● STATED EXERCISE
Repeat the lines that follow, leaving nothing out.

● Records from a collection
————————
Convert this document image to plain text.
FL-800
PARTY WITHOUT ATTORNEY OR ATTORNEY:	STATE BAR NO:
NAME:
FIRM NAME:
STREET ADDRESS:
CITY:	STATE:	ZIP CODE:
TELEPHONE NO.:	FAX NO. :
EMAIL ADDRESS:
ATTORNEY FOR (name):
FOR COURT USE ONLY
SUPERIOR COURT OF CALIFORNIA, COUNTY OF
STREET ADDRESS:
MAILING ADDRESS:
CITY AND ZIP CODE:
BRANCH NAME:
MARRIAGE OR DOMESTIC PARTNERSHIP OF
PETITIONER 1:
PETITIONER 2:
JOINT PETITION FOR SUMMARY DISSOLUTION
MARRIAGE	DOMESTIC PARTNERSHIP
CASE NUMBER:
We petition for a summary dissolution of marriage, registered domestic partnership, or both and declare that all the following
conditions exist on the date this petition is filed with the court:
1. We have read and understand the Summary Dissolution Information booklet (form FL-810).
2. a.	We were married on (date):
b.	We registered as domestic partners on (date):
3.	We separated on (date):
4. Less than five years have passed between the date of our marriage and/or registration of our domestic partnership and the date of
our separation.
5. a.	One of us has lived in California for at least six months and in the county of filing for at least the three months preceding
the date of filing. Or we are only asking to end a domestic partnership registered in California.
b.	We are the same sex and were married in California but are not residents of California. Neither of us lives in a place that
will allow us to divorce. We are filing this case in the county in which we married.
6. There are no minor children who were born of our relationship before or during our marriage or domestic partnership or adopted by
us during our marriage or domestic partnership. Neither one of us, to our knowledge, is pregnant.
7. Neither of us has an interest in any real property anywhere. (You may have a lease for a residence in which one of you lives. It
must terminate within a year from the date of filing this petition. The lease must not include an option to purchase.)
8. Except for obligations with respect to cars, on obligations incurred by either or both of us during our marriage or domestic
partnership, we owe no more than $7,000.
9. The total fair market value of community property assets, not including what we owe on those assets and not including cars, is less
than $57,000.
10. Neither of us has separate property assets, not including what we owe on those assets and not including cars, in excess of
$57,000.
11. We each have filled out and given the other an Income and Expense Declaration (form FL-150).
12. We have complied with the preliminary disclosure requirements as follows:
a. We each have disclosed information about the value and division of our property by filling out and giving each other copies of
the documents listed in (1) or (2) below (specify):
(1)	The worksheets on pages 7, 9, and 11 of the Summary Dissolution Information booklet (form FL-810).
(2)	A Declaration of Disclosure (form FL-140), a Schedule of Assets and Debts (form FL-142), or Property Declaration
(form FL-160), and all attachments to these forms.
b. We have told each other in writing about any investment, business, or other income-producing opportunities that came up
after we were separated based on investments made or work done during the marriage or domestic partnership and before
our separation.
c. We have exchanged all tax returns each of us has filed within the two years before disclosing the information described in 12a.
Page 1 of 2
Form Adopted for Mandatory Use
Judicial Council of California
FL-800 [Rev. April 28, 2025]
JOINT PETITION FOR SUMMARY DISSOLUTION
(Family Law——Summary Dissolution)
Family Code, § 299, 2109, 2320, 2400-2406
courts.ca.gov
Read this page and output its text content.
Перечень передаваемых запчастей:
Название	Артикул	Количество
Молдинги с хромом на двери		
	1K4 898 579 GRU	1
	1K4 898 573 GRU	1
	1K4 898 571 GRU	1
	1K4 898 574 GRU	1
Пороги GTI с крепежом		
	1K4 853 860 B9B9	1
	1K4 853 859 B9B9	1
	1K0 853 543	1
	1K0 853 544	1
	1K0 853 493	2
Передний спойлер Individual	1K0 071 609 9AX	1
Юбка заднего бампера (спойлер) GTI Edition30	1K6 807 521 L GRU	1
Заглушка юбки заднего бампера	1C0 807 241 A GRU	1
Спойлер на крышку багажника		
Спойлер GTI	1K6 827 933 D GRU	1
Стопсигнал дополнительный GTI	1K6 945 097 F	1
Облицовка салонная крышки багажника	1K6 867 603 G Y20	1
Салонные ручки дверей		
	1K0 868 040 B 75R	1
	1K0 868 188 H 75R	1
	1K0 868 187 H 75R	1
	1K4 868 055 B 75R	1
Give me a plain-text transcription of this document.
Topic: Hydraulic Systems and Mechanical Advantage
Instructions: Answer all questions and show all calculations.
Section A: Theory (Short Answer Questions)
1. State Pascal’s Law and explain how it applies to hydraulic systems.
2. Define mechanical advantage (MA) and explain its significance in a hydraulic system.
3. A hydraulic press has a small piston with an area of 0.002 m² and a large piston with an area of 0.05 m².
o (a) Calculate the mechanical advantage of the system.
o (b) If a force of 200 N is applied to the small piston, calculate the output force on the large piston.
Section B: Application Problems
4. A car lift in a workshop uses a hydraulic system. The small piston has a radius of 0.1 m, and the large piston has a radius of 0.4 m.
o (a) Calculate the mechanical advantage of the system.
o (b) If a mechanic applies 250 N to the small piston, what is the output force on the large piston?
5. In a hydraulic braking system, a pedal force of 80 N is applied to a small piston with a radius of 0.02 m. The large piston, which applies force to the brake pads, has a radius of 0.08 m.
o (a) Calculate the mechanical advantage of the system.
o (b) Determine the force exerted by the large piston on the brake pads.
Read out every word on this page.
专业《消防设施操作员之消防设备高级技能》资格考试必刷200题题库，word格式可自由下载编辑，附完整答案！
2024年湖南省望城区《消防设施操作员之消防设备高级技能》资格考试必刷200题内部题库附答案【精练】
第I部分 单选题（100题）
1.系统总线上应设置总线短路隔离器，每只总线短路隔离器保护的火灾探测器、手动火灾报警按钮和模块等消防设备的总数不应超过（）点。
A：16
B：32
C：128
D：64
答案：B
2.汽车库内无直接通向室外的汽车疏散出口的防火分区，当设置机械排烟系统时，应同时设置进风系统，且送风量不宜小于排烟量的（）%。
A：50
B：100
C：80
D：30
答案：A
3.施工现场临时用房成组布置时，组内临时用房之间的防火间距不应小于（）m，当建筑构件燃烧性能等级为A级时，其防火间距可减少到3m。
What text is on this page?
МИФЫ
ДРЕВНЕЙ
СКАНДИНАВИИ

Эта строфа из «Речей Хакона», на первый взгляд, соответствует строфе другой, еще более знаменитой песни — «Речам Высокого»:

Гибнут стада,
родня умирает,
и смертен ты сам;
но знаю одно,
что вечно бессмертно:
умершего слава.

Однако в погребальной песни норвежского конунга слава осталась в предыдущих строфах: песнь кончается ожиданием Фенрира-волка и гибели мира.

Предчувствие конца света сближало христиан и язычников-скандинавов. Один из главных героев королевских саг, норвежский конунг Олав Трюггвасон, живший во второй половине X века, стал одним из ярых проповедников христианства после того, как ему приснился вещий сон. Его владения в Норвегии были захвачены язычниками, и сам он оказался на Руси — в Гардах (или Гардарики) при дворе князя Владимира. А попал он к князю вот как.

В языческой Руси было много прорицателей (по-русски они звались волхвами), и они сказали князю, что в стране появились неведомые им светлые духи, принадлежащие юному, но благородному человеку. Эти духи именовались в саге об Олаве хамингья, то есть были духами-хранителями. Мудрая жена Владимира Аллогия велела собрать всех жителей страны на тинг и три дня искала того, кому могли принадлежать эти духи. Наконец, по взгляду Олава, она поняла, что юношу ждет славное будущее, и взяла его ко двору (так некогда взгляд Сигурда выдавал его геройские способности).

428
————————
● PROBLEM SOLUTION
Convert this document image to plain text.
FL-800
PARTY WITHOUT ATTORNEY OR ATTORNEY:	STATE BAR NO:
NAME:
FIRM NAME:
STREET ADDRESS:
CITY:	STATE:	ZIP CODE:
TELEPHONE NO.:	FAX NO. :
EMAIL ADDRESS:
ATTORNEY FOR (name):
FOR COURT USE ONLY
SUPERIOR COURT OF CALIFORNIA, COUNTY OF
STREET ADDRESS:
MAILING ADDRESS:
CITY AND ZIP CODE:
BRANCH NAME:
MARRIAGE OR DOMESTIC PARTNERSHIP OF
PETITIONER 1:
PETITIONER 2:
JOINT PETITION FOR SUMMARY DISSOLUTION
MARRIAGE	DOMESTIC PARTNERSHIP
CASE NUMBER:
We petition for a summary dissolution of marriage, registered domestic partnership, or both and declare that all the following
conditions exist on the date this petition is filed with the court:
1. We have read and understand the Summary Dissolution Information booklet (form FL-810).
2. a.	We were married on (date):
b.	We registered as domestic partners on (date):
3.	We separated on (date):
4. Less than five years have passed between the date of our marriage and/or registration of our domestic partnership and the date of
our separation.
5. a.	One of us has lived in California for at least six months and in the county of filing for at least the three months preceding
the date of filing. Or we are only asking to end a domestic partnership registered in California.
b.	We are the same sex and were married in California but are not residents of California. Neither of us lives in a place that
will allow us to divorce. We are filing this case in the county in which we married.
6. There are no minor children who were born of our relationship before or during our marriage or domestic partnership or adopted by
us during our marriage or domestic partnership. Neither one of us, to our knowledge, is pregnant.
7. Neither of us has an interest in any real property anywhere. (You may have a lease for a residence in which one of you lives. It
must terminate within a year from the date of filing this petition. The lease must not include an option to purchase.)
8. Except for obligations with respect to cars, on obligations incurred by either or both of us during our marriage or domestic
partnership, we owe no more than $7,000.
9. The total fair market value of community property assets, not including what we owe on those assets and not including cars, is less
than $57,000.
10. Neither of us has separate property assets, not including what we owe on those assets and not including cars, in excess of
$57,000.
11. We each have filled out and given the other an Income and Expense Declaration (form FL-150).
12. We have complied with the preliminary disclosure requirements as follows:
a. We each have disclosed information about the value and division of our property by filling out and giving each other copies of
the documents listed in (1) or (2) below (specify):
(1)	The worksheets on pages 7, 9, and 11 of the Summary Dissolution Information booklet (form FL-810).
(2)	A Declaration of Disclosure (form FL-140), a Schedule of Assets and Debts (form FL-142), or Property Declaration
(form FL-160), and all attachments to these forms.
b. We have told each other in writing about any investment, business, or other income-producing opportunities that came up
after we were separated based on investments made or work done during the marriage or domestic partnership and before
our separation.
c. We have exchanged all tax returns each of us has filed within the two years before disclosing the information described in 12a.
Page 1 of 2
Form Adopted for Mandatory Use
Judicial Council of California
FL-800 [Rev. April 28, 2025]
JOINT PETITION FOR SUMMARY DISSOLUTION
(Family Law——Summary Dissolution)
Family Code, § 299, 2109, 2320, 2400-2406
courts.ca.gov
Read this page and output its text content.
Перечень передаваемых запчастей:
Название	Артикул	Количество
Молдинги с хромом на двери		
	1K4 898 579 GRU	1
	1K4 898 573 GRU	1
	1K4 898 571 GRU	1
	1K4 898 574 GRU	1
Пороги GTI с крепежом		
	1K4 853 860 B9B9	1
	1K4 853 859 B9B9	1
	1K0 853 543	1
	1K0 853 544	1
	1K0 853 493	2
Передний спойлер Individual	1K0 071 609 9AX	1
Юбка заднего бампера (спойлер) GTI Edition30	1K6 807 521 L GRU	1
Заглушка юбки заднего бампера	1C0 807 241 A GRU	1
Спойлер на крышку багажника		
Спойлер GTI	1K6 827 933 D GRU	1
Стопсигнал дополнительный GTI	1K6 945 097 F	1
Облицовка салонная крышки багажника	1K6 867 603 G Y20	1
Салонные ручки дверей		
	1K0 868 040 B 75R	1
	1K0 868 188 H 75R	1
	1K0 868 187 H 75R	1
	1K4 868 055 B 75R	1
Give me a plain-text transcription of this document.
Topic: Hydraulic Systems and Mechanical Advantage
Instructions: Answer all questions and show all calculations.
Section A: Theory (Short Answer Questions)
1. State Pascal’s Law and explain how it applies to hydraulic systems.
2. Define mechanical advantage (MA) and explain its significance in a hydraulic system.
3. A hydraulic press has a small piston with an area of 0.002 m² and a large piston with an area of 0.05 m².
o (a) Calculate the mechanical advantage of the system.
o (b) If a force of 200 N is applied to the small piston, calculate the output force on the large piston.
Section B: Application Problems
4. A car lift in a workshop uses a hydraulic system. The small piston has a radius of 0.1 m, and the large piston has a radius of 0.4 m.
o (a) Calculate the mechanical advantage of the system.
o (b) If a mechanic applies 250 N to the small piston, what is the output force on the large piston?
5. In a hydraulic braking system, a pedal force of 80 N is applied to a small piston with a radius of 0.02 m. The large piston, which applies force to the brake pads, has a radius of 0.08 m.
o (a) Calculate the mechanical advantage of the system.
o (b) Determine the force exerted by the large piston on the brake pads.
Read out every word on this page.
专业《消防设施操作员之消防设备高级技能》资格考试必刷200题题库，word格式可自由下载编辑，附完整答案！
2024年湖南省望城区《消防设施操作员之消防设备高级技能》资格考试必刷200题内部题库附答案【精练】
第I部分 单选题（100题）
1.系统总线上应设置总线短路隔离器，每只总线短路隔离器保护的火灾探测器、手动火灾报警按钮和模块等消防设备的总数不应超过（）点。
A：16
B：32
C：128
D：64
答案：B
2.汽车库内无直接通向室外的汽车疏散出口的防火分区，当设置机械排烟系统时，应同时设置进风系统，且送风量不宜小于排烟量的（）%。
A：50
B：100
C：80
D：30
答案：A
3.施工现场临时用房成组布置时，组内临时用房之间的防火间距不应小于（）m，当建筑构件燃烧性能等级为A级时，其防火间距可减少到3m。
What text is on this page?
МИФЫ
ДРЕВНЕЙ
СКАНДИНАВИИ

Эта строфа из «Речей Хакона», на первый взгляд, соответствует строфе другой, еще более знаменитой песни — «Речам Высокого»:

Гибнут стада,
родня умирает,
и смертен ты сам;
но знаю одно,
что вечно бессмертно:
умершего слава.

Однако в погребальной песни норвежского конунга слава осталась в предыдущих строфах: песнь кончается ожиданием Фенрира-волка и гибели мира.

Предчувствие конца света сближало христиан и язычников-скандинавов. Один из главных героев королевских саг, норвежский конунг Олав Трюггвасон, живший во второй половине X века, стал одним из ярых проповедников христианства после того, как ему приснился вещий сон. Его владения в Норвегии были захвачены язычниками, и сам он оказался на Руси — в Гардах (или Гардарики) при дворе князя Владимира. А попал он к князю вот как.

В языческой Руси было много прорицателей (по-русски они звались волхвами), и они сказали князю, что в стране появились неведомые им светлые духи, принадлежащие юному, но благородному человеку. Эти духи именовались в саге об Олаве хамингья, то есть были духами-хранителями. Мудрая жена Владимира Аллогия велела собрать всех жителей страны на тинг и три дня искала того, кому могли принадлежать эти духи. Наконец, по взгляду Олава, она поняла, что юношу ждет славное будущее, и взяла его ко двору (так некогда взгляд Сигурда выдавал его геройские способности).

428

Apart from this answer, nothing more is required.